▸ Exercise: Omit every picture and output the rest of the records exactly as they are.
::: Dataset rows :::
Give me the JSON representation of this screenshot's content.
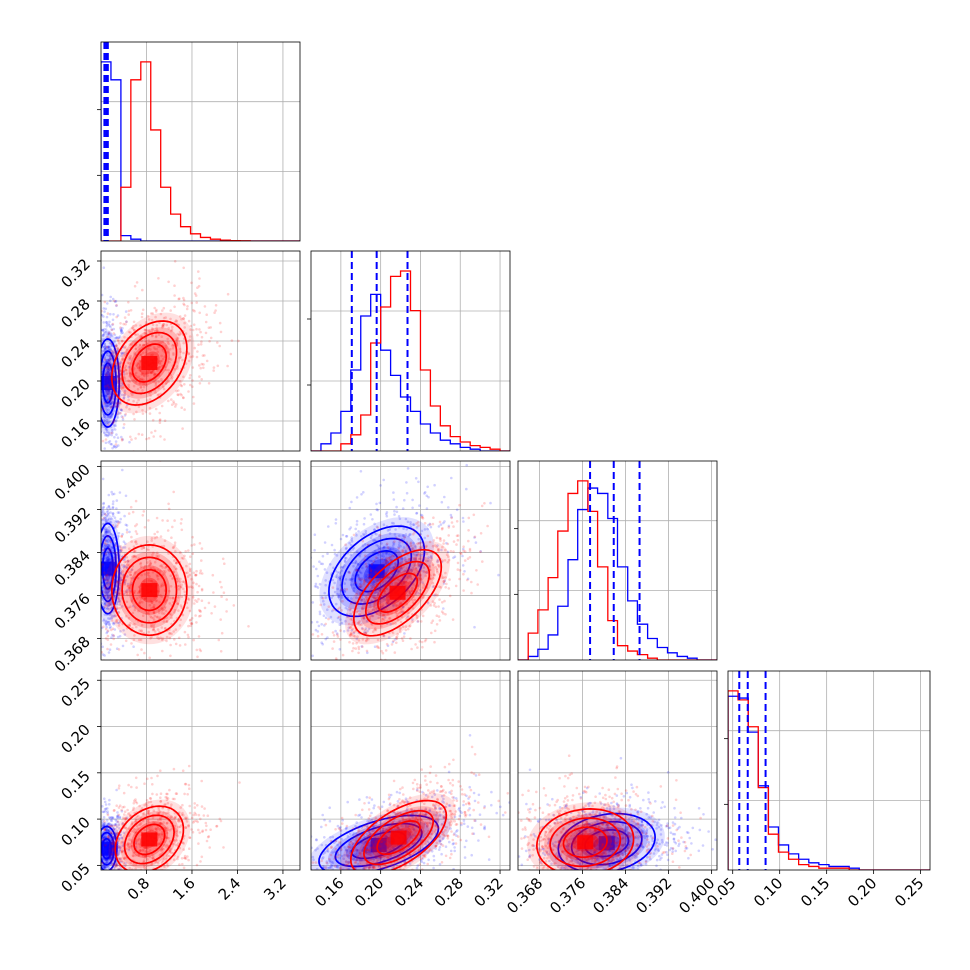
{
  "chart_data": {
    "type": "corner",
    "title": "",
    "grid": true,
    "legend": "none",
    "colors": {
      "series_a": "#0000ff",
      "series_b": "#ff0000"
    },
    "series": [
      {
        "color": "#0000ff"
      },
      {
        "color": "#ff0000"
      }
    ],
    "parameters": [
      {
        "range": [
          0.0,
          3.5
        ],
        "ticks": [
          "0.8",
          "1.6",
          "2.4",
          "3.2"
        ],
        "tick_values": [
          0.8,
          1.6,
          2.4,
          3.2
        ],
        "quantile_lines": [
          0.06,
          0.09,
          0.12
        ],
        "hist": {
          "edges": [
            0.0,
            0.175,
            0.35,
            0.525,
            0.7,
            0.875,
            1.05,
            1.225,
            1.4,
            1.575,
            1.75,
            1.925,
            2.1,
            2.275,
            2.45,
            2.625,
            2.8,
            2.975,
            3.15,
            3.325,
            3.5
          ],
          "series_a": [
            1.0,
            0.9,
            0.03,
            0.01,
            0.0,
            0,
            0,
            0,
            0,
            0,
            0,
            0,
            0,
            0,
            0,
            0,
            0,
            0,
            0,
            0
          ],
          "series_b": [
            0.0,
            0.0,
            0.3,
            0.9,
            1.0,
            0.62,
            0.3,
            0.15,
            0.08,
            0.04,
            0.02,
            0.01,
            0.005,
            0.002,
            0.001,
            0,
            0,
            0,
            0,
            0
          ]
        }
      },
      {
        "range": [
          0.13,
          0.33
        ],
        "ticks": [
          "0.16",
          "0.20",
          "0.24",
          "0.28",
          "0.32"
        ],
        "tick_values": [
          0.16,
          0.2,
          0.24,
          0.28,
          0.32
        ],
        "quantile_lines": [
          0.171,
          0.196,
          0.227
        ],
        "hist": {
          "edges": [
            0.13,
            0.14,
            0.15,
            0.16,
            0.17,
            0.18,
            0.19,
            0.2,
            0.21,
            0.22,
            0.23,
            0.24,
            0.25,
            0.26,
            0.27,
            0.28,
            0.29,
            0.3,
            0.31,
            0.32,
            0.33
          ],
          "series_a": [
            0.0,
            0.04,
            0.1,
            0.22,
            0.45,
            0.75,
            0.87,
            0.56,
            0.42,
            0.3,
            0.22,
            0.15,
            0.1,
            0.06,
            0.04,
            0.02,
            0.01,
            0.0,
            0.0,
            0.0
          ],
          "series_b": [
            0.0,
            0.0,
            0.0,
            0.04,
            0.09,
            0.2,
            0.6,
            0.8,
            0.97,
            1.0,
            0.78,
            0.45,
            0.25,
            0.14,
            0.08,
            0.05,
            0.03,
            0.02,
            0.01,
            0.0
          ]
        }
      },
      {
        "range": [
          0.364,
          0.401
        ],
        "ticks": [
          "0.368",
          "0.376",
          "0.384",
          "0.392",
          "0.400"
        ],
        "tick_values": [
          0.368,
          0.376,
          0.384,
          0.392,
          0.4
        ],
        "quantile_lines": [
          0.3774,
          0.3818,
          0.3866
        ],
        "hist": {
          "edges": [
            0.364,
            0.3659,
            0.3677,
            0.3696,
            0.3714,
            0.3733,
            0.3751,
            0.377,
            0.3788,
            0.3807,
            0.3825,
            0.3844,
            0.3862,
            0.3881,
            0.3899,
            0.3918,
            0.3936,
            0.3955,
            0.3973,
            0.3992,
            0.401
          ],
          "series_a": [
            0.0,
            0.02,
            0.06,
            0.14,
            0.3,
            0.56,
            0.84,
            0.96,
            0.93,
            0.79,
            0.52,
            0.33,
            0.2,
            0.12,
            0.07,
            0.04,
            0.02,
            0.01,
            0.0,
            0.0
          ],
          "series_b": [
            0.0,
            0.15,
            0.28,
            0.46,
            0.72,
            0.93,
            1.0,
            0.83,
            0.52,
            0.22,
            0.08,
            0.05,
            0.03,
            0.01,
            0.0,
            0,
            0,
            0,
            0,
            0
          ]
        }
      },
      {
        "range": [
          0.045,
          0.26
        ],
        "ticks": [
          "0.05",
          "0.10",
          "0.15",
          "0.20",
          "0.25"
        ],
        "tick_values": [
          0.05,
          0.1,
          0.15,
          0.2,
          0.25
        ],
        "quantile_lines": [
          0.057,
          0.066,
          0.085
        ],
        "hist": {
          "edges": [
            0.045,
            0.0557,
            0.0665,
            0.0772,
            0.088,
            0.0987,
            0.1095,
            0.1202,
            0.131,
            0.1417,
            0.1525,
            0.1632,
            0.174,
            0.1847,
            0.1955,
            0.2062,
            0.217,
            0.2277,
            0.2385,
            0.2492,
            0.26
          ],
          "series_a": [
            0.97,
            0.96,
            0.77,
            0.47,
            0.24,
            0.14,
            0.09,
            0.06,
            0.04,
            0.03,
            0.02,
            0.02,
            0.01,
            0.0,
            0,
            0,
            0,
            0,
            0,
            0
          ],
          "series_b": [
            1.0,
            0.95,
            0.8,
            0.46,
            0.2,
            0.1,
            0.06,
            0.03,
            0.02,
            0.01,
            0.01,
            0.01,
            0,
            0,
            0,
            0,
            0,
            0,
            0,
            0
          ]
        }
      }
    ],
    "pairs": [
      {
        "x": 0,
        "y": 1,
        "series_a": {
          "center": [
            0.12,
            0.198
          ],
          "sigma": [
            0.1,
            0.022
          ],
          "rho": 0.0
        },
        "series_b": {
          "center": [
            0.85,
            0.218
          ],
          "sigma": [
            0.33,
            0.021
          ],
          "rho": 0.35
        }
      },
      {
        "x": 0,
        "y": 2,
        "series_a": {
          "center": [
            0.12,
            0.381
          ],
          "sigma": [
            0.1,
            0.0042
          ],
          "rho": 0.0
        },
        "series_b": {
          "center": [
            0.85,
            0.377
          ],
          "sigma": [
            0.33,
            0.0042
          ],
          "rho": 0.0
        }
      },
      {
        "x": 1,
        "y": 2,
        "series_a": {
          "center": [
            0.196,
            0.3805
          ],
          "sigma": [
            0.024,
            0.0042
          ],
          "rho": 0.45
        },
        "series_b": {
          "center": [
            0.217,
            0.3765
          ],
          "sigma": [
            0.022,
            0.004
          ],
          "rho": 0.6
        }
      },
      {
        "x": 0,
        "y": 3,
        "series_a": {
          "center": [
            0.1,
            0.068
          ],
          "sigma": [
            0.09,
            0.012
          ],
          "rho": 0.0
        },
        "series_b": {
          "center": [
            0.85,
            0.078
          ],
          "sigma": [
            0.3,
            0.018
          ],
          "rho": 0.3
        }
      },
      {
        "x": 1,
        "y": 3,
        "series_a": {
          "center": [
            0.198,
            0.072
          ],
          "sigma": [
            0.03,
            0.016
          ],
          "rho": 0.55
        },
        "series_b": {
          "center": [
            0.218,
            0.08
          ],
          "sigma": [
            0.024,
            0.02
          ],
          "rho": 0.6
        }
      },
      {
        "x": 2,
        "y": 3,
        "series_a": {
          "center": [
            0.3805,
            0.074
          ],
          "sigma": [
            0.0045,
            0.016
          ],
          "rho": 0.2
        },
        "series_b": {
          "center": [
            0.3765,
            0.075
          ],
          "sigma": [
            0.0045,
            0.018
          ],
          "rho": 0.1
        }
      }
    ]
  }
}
:::
▸ Exercise output:
Give me the JSON representation of this screenshot's content.
{
  "chart_data": {
    "type": "corner",
    "title": "",
    "grid": true,
    "legend": "none",
    "colors": {
      "series_a": "#0000ff",
      "series_b": "#ff0000"
    },
    "series": [
      {
        "color": "#0000ff"
      },
      {
        "color": "#ff0000"
      }
    ],
    "parameters": [
      {
        "range": [
          0.0,
          3.5
        ],
        "ticks": [
          "0.8",
          "1.6",
          "2.4",
          "3.2"
        ],
        "tick_values": [
          0.8,
          1.6,
          2.4,
          3.2
        ],
        "quantile_lines": [
          0.06,
          0.09,
          0.12
        ],
        "hist": {
          "edges": [
            0.0,
            0.175,
            0.35,
            0.525,
            0.7,
            0.875,
            1.05,
            1.225,
            1.4,
            1.575,
            1.75,
            1.925,
            2.1,
            2.275,
            2.45,
            2.625,
            2.8,
            2.975,
            3.15,
            3.325,
            3.5
          ],
          "series_a": [
            1.0,
            0.9,
            0.03,
            0.01,
            0.0,
            0,
            0,
            0,
            0,
            0,
            0,
            0,
            0,
            0,
            0,
            0,
            0,
            0,
            0,
            0
          ],
          "series_b": [
            0.0,
            0.0,
            0.3,
            0.9,
            1.0,
            0.62,
            0.3,
            0.15,
            0.08,
            0.04,
            0.02,
            0.01,
            0.005,
            0.002,
            0.001,
            0,
            0,
            0,
            0,
            0
          ]
        }
      },
      {
        "range": [
          0.13,
          0.33
        ],
        "ticks": [
          "0.16",
          "0.20",
          "0.24",
          "0.28",
          "0.32"
        ],
        "tick_values": [
          0.16,
          0.2,
          0.24,
          0.28,
          0.32
        ],
        "quantile_lines": [
          0.171,
          0.196,
          0.227
        ],
        "hist": {
          "edges": [
            0.13,
            0.14,
            0.15,
            0.16,
            0.17,
            0.18,
            0.19,
            0.2,
            0.21,
            0.22,
            0.23,
            0.24,
            0.25,
            0.26,
            0.27,
            0.28,
            0.29,
            0.3,
            0.31,
            0.32,
            0.33
          ],
          "series_a": [
            0.0,
            0.04,
            0.1,
            0.22,
            0.45,
            0.75,
            0.87,
            0.56,
            0.42,
            0.3,
            0.22,
            0.15,
            0.1,
            0.06,
            0.04,
            0.02,
            0.01,
            0.0,
            0.0,
            0.0
          ],
          "series_b": [
            0.0,
            0.0,
            0.0,
            0.04,
            0.09,
            0.2,
            0.6,
            0.8,
            0.97,
            1.0,
            0.78,
            0.45,
            0.25,
            0.14,
            0.08,
            0.05,
            0.03,
            0.02,
            0.01,
            0.0
          ]
        }
      },
      {
        "range": [
          0.364,
          0.401
        ],
        "ticks": [
          "0.368",
          "0.376",
          "0.384",
          "0.392",
          "0.400"
        ],
        "tick_values": [
          0.368,
          0.376,
          0.384,
          0.392,
          0.4
        ],
        "quantile_lines": [
          0.3774,
          0.3818,
          0.3866
        ],
        "hist": {
          "edges": [
            0.364,
            0.3659,
            0.3677,
            0.3696,
            0.3714,
            0.3733,
            0.3751,
            0.377,
            0.3788,
            0.3807,
            0.3825,
            0.3844,
            0.3862,
            0.3881,
            0.3899,
            0.3918,
            0.3936,
            0.3955,
            0.3973,
            0.3992,
            0.401
          ],
          "series_a": [
            0.0,
            0.02,
            0.06,
            0.14,
            0.3,
            0.56,
            0.84,
            0.96,
            0.93,
            0.79,
            0.52,
            0.33,
            0.2,
            0.12,
            0.07,
            0.04,
            0.02,
            0.01,
            0.0,
            0.0
          ],
          "series_b": [
            0.0,
            0.15,
            0.28,
            0.46,
            0.72,
            0.93,
            1.0,
            0.83,
            0.52,
            0.22,
            0.08,
            0.05,
            0.03,
            0.01,
            0.0,
            0,
            0,
            0,
            0,
            0
          ]
        }
      },
      {
        "range": [
          0.045,
          0.26
        ],
        "ticks": [
          "0.05",
          "0.10",
          "0.15",
          "0.20",
          "0.25"
        ],
        "tick_values": [
          0.05,
          0.1,
          0.15,
          0.2,
          0.25
        ],
        "quantile_lines": [
          0.057,
          0.066,
          0.085
        ],
        "hist": {
          "edges": [
            0.045,
            0.0557,
            0.0665,
            0.0772,
            0.088,
            0.0987,
            0.1095,
            0.1202,
            0.131,
            0.1417,
            0.1525,
            0.1632,
            0.174,
            0.1847,
            0.1955,
            0.2062,
            0.217,
            0.2277,
            0.2385,
            0.2492,
            0.26
          ],
          "series_a": [
            0.97,
            0.96,
            0.77,
            0.47,
            0.24,
            0.14,
            0.09,
            0.06,
            0.04,
            0.03,
            0.02,
            0.02,
            0.01,
            0.0,
            0,
            0,
            0,
            0,
            0,
            0
          ],
          "series_b": [
            1.0,
            0.95,
            0.8,
            0.46,
            0.2,
            0.1,
            0.06,
            0.03,
            0.02,
            0.01,
            0.01,
            0.01,
            0,
            0,
            0,
            0,
            0,
            0,
            0,
            0
          ]
        }
      }
    ],
    "pairs": [
      {
        "x": 0,
        "y": 1,
        "series_a": {
          "center": [
            0.12,
            0.198
          ],
          "sigma": [
            0.1,
            0.022
          ],
          "rho": 0.0
        },
        "series_b": {
          "center": [
            0.85,
            0.218
          ],
          "sigma": [
            0.33,
            0.021
          ],
          "rho": 0.35
        }
      },
      {
        "x": 0,
        "y": 2,
        "series_a": {
          "center": [
            0.12,
            0.381
          ],
          "sigma": [
            0.1,
            0.0042
          ],
          "rho": 0.0
        },
        "series_b": {
          "center": [
            0.85,
            0.377
          ],
          "sigma": [
            0.33,
            0.0042
          ],
          "rho": 0.0
        }
      },
      {
        "x": 1,
        "y": 2,
        "series_a": {
          "center": [
            0.196,
            0.3805
          ],
          "sigma": [
            0.024,
            0.0042
          ],
          "rho": 0.45
        },
        "series_b": {
          "center": [
            0.217,
            0.3765
          ],
          "sigma": [
            0.022,
            0.004
          ],
          "rho": 0.6
        }
      },
      {
        "x": 0,
        "y": 3,
        "series_a": {
          "center": [
            0.1,
            0.068
          ],
          "sigma": [
            0.09,
            0.012
          ],
          "rho": 0.0
        },
        "series_b": {
          "center": [
            0.85,
            0.078
          ],
          "sigma": [
            0.3,
            0.018
          ],
          "rho": 0.3
        }
      },
      {
        "x": 1,
        "y": 3,
        "series_a": {
          "center": [
            0.198,
            0.072
          ],
          "sigma": [
            0.03,
            0.016
          ],
          "rho": 0.55
        },
        "series_b": {
          "center": [
            0.218,
            0.08
          ],
          "sigma": [
            0.024,
            0.02
          ],
          "rho": 0.6
        }
      },
      {
        "x": 2,
        "y": 3,
        "series_a": {
          "center": [
            0.3805,
            0.074
          ],
          "sigma": [
            0.0045,
            0.016
          ],
          "rho": 0.2
        },
        "series_b": {
          "center": [
            0.3765,
            0.075
          ],
          "sigma": [
            0.0045,
            0.018
          ],
          "rho": 0.1
        }
      }
    ]
  }
}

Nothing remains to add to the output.